Instructions to follow :: Skip the pictures. Copy all the rest of the records down exactly.

···

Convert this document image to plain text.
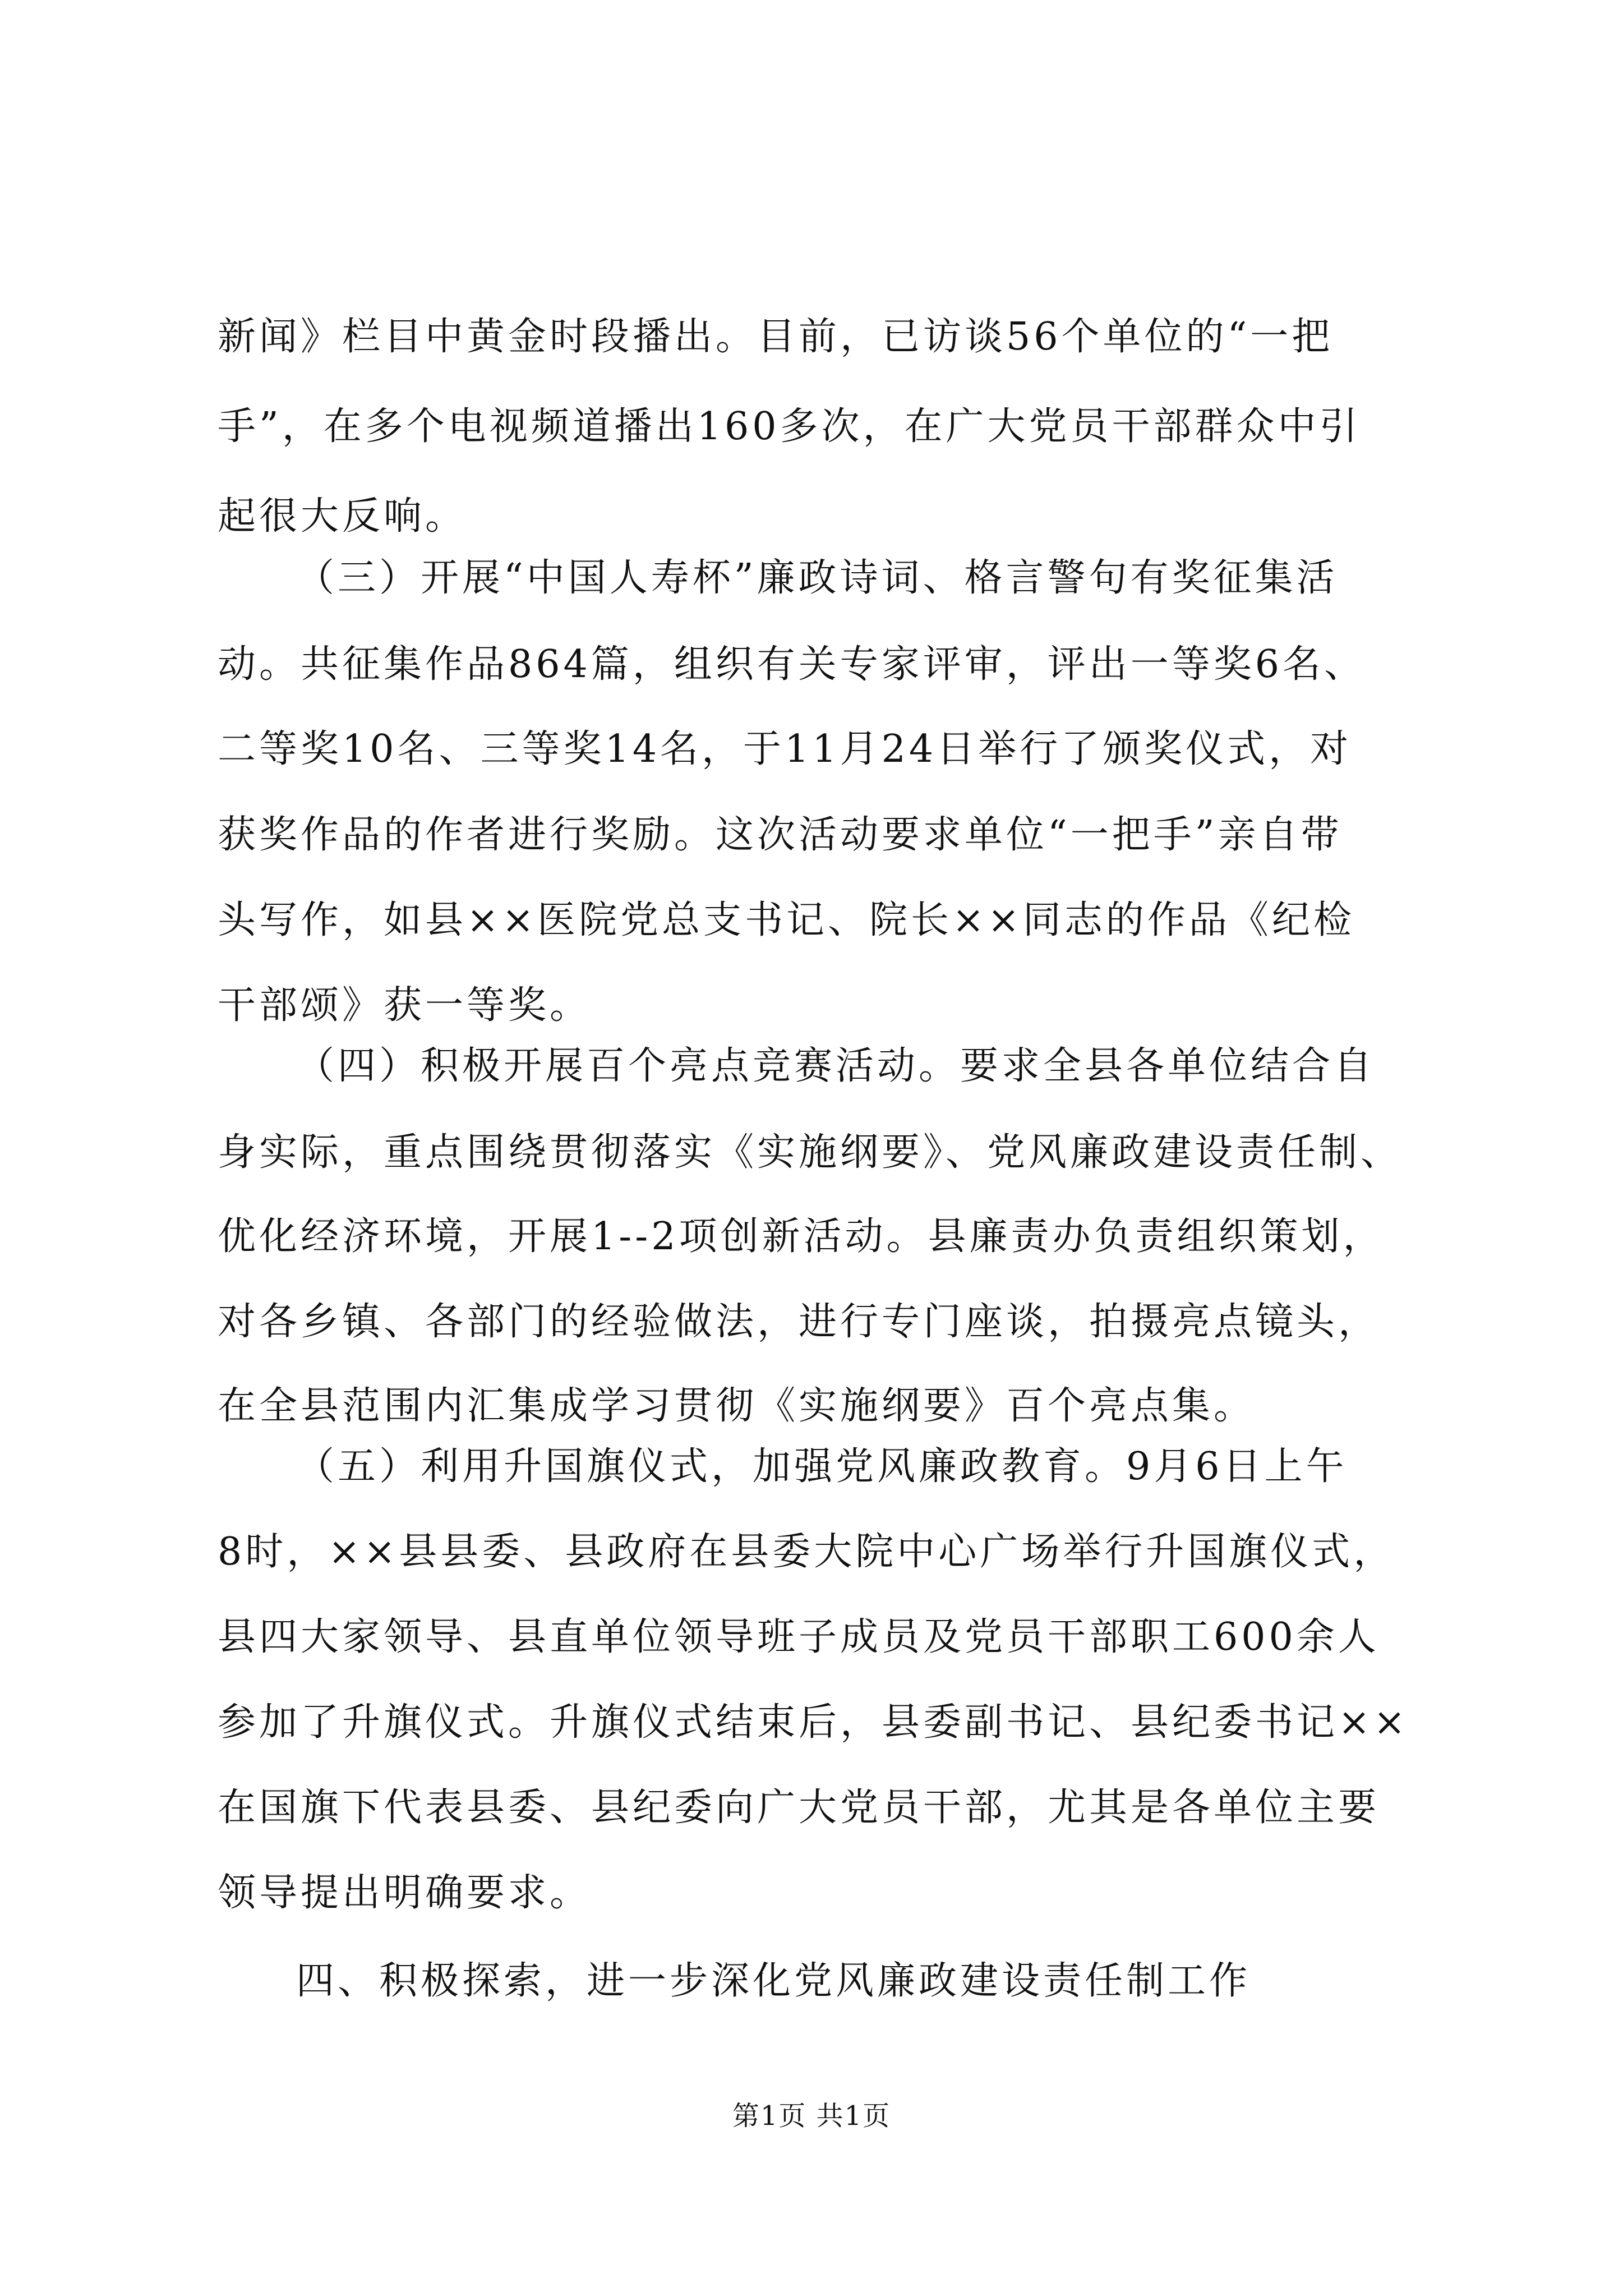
新闻》栏目中黄金时段播出。目前，已访谈56个单位的“一把
手”，在多个电视频道播出160多次，在广大党员干部群众中引
起很大反响。
（三）开展“中国人寿杯”廉政诗词、格言警句有奖征集活
动。共征集作品864篇，组织有关专家评审，评出一等奖6名、
二等奖10名、三等奖14名，于11月24日举行了颁奖仪式，对
获奖作品的作者进行奖励。这次活动要求单位“一把手”亲自带
头写作，如县××医院党总支书记、院长××同志的作品《纪检
干部颂》获一等奖。
（四）积极开展百个亮点竞赛活动。要求全县各单位结合自
身实际，重点围绕贯彻落实《实施纲要》、党风廉政建设责任制、
优化经济环境，开展1--2项创新活动。县廉责办负责组织策划，
对各乡镇、各部门的经验做法，进行专门座谈，拍摄亮点镜头，
在全县范围内汇集成学习贯彻《实施纲要》百个亮点集。
（五）利用升国旗仪式，加强党风廉政教育。9月6日上午
8时，××县县委、县政府在县委大院中心广场举行升国旗仪式，
县四大家领导、县直单位领导班子成员及党员干部职工600余人
参加了升旗仪式。升旗仪式结束后，县委副书记、县纪委书记××
在国旗下代表县委、县纪委向广大党员干部，尤其是各单位主要
领导提出明确要求。
四、积极探索，进一步深化党风廉政建设责任制工作
第1页 共1页
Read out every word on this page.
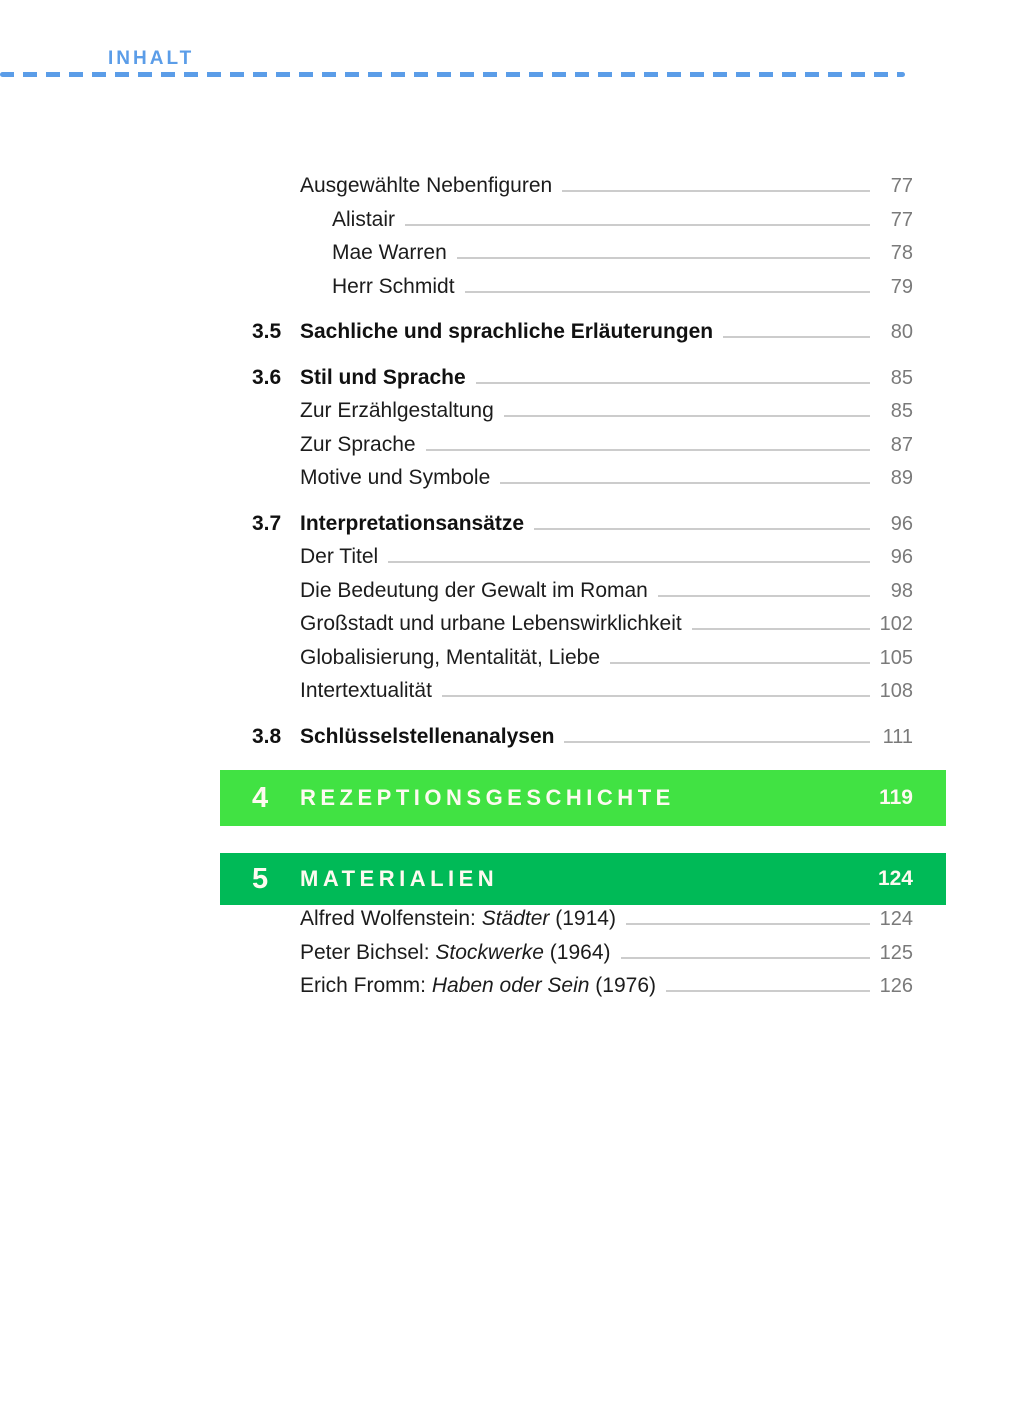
INHALT
Ausgewählte Nebenfiguren	77
Alistair	77
Mae Warren	78
Herr Schmidt	79
3.5 Sachliche und sprachliche Erläuterungen	80
3.6 Stil und Sprache	85
Zur Erzählgestaltung	85
Zur Sprache	87
Motive und Symbole	89
3.7 Interpretationsansätze	96
Der Titel	96
Die Bedeutung der Gewalt im Roman	98
Großstadt und urbane Lebenswirklichkeit	102
Globalisierung, Mentalität, Liebe	105
Intertextualität	108
3.8 Schlüsselstellenanalysen	111
4	REZEPTIONSGESCHICHTE	119
5	MATERIALIEN	124
Alfred Wolfenstein: Städter (1914)	124
Peter Bichsel: Stockwerke (1964)	125
Erich Fromm: Haben oder Sein (1976)	126
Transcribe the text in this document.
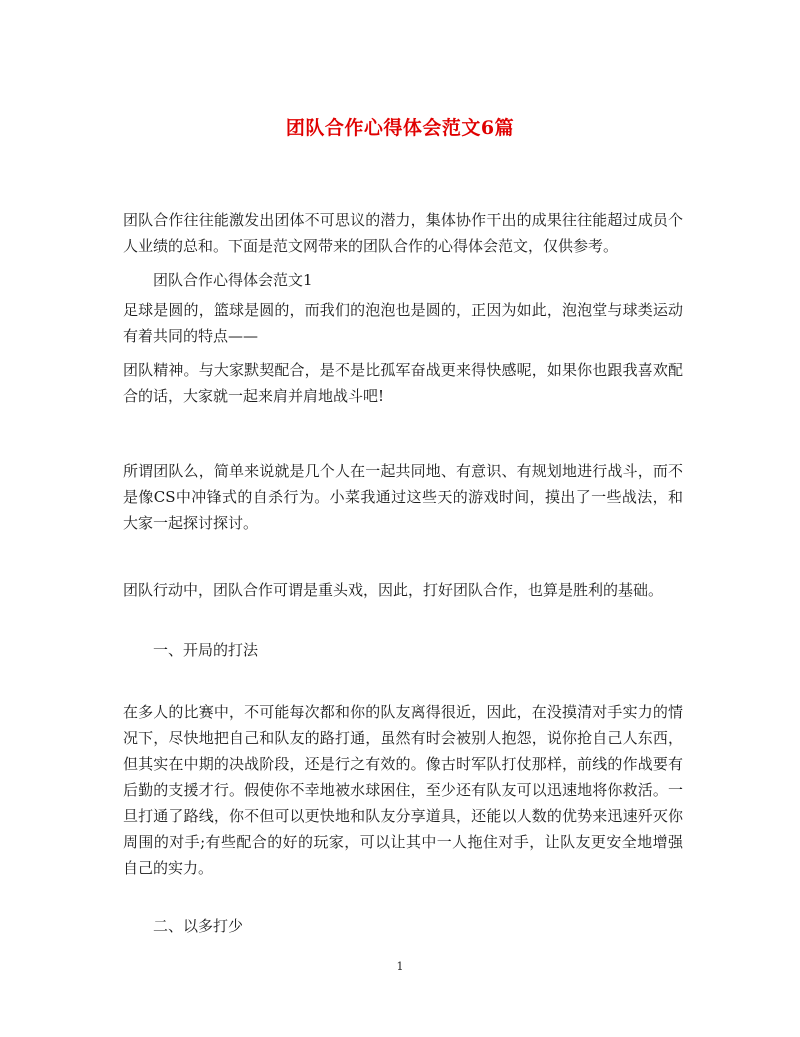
团队合作心得体会范文6篇
团队合作往往能激发出团体不可思议的潜力，集体协作干出的成果往往能超过成员个人业绩的总和。下面是范文网带来的团队合作的心得体会范文，仅供参考。
团队合作心得体会范文1
足球是圆的，篮球是圆的，而我们的泡泡也是圆的，正因为如此，泡泡堂与球类运动有着共同的特点——
团队精神。与大家默契配合，是不是比孤军奋战更来得快感呢，如果你也跟我喜欢配合的话，大家就一起来肩并肩地战斗吧!
所谓团队么，简单来说就是几个人在一起共同地、有意识、有规划地进行战斗，而不是像CS中冲锋式的自杀行为。小菜我通过这些天的游戏时间，摸出了一些战法，和大家一起探讨探讨。
团队行动中，团队合作可谓是重头戏，因此，打好团队合作，也算是胜利的基础。
一、开局的打法
在多人的比赛中，不可能每次都和你的队友离得很近，因此，在没摸清对手实力的情况下，尽快地把自己和队友的路打通，虽然有时会被别人抱怨，说你抢自己人东西，但其实在中期的决战阶段，还是行之有效的。像古时军队打仗那样，前线的作战要有后勤的支援才行。假使你不幸地被水球困住，至少还有队友可以迅速地将你救活。一旦打通了路线，你不但可以更快地和队友分享道具，还能以人数的优势来迅速歼灭你周围的对手;有些配合的好的玩家，可以让其中一人拖住对手，让队友更安全地增强自己的实力。
二、以多打少
1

···

Task result ::
Convert this document image to plain text.
新闻》栏目中黄金时段播出。目前，已访谈56个单位的“一把
手”，在多个电视频道播出160多次，在广大党员干部群众中引
起很大反响。
（三）开展“中国人寿杯”廉政诗词、格言警句有奖征集活
动。共征集作品864篇，组织有关专家评审，评出一等奖6名、
二等奖10名、三等奖14名，于11月24日举行了颁奖仪式，对
获奖作品的作者进行奖励。这次活动要求单位“一把手”亲自带
头写作，如县××医院党总支书记、院长××同志的作品《纪检
干部颂》获一等奖。
（四）积极开展百个亮点竞赛活动。要求全县各单位结合自
身实际，重点围绕贯彻落实《实施纲要》、党风廉政建设责任制、
优化经济环境，开展1--2项创新活动。县廉责办负责组织策划，
对各乡镇、各部门的经验做法，进行专门座谈，拍摄亮点镜头，
在全县范围内汇集成学习贯彻《实施纲要》百个亮点集。
（五）利用升国旗仪式，加强党风廉政教育。9月6日上午
8时，××县县委、县政府在县委大院中心广场举行升国旗仪式，
县四大家领导、县直单位领导班子成员及党员干部职工600余人
参加了升旗仪式。升旗仪式结束后，县委副书记、县纪委书记××
在国旗下代表县委、县纪委向广大党员干部，尤其是各单位主要
领导提出明确要求。
四、积极探索，进一步深化党风廉政建设责任制工作
第1页 共1页
Read out every word on this page.
INHALT
Ausgewählte Nebenfiguren	77
Alistair	77
Mae Warren	78
Herr Schmidt	79
3.5 Sachliche und sprachliche Erläuterungen	80
3.6 Stil und Sprache	85
Zur Erzählgestaltung	85
Zur Sprache	87
Motive und Symbole	89
3.7 Interpretationsansätze	96
Der Titel	96
Die Bedeutung der Gewalt im Roman	98
Großstadt und urbane Lebenswirklichkeit	102
Globalisierung, Mentalität, Liebe	105
Intertextualität	108
3.8 Schlüsselstellenanalysen	111
4	REZEPTIONSGESCHICHTE	119
5	MATERIALIEN	124
Alfred Wolfenstein: Städter (1914)	124
Peter Bichsel: Stockwerke (1964)	125
Erich Fromm: Haben oder Sein (1976)	126
Transcribe the text in this document.
团队合作心得体会范文6篇
团队合作往往能激发出团体不可思议的潜力，集体协作干出的成果往往能超过成员个人业绩的总和。下面是范文网带来的团队合作的心得体会范文，仅供参考。
团队合作心得体会范文1
足球是圆的，篮球是圆的，而我们的泡泡也是圆的，正因为如此，泡泡堂与球类运动有着共同的特点——
团队精神。与大家默契配合，是不是比孤军奋战更来得快感呢，如果你也跟我喜欢配合的话，大家就一起来肩并肩地战斗吧!
所谓团队么，简单来说就是几个人在一起共同地、有意识、有规划地进行战斗，而不是像CS中冲锋式的自杀行为。小菜我通过这些天的游戏时间，摸出了一些战法，和大家一起探讨探讨。
团队行动中，团队合作可谓是重头戏，因此，打好团队合作，也算是胜利的基础。
一、开局的打法
在多人的比赛中，不可能每次都和你的队友离得很近，因此，在没摸清对手实力的情况下，尽快地把自己和队友的路打通，虽然有时会被别人抱怨，说你抢自己人东西，但其实在中期的决战阶段，还是行之有效的。像古时军队打仗那样，前线的作战要有后勤的支援才行。假使你不幸地被水球困住，至少还有队友可以迅速地将你救活。一旦打通了路线，你不但可以更快地和队友分享道具，还能以人数的优势来迅速歼灭你周围的对手;有些配合的好的玩家，可以让其中一人拖住对手，让队友更安全地增强自己的实力。
二、以多打少
1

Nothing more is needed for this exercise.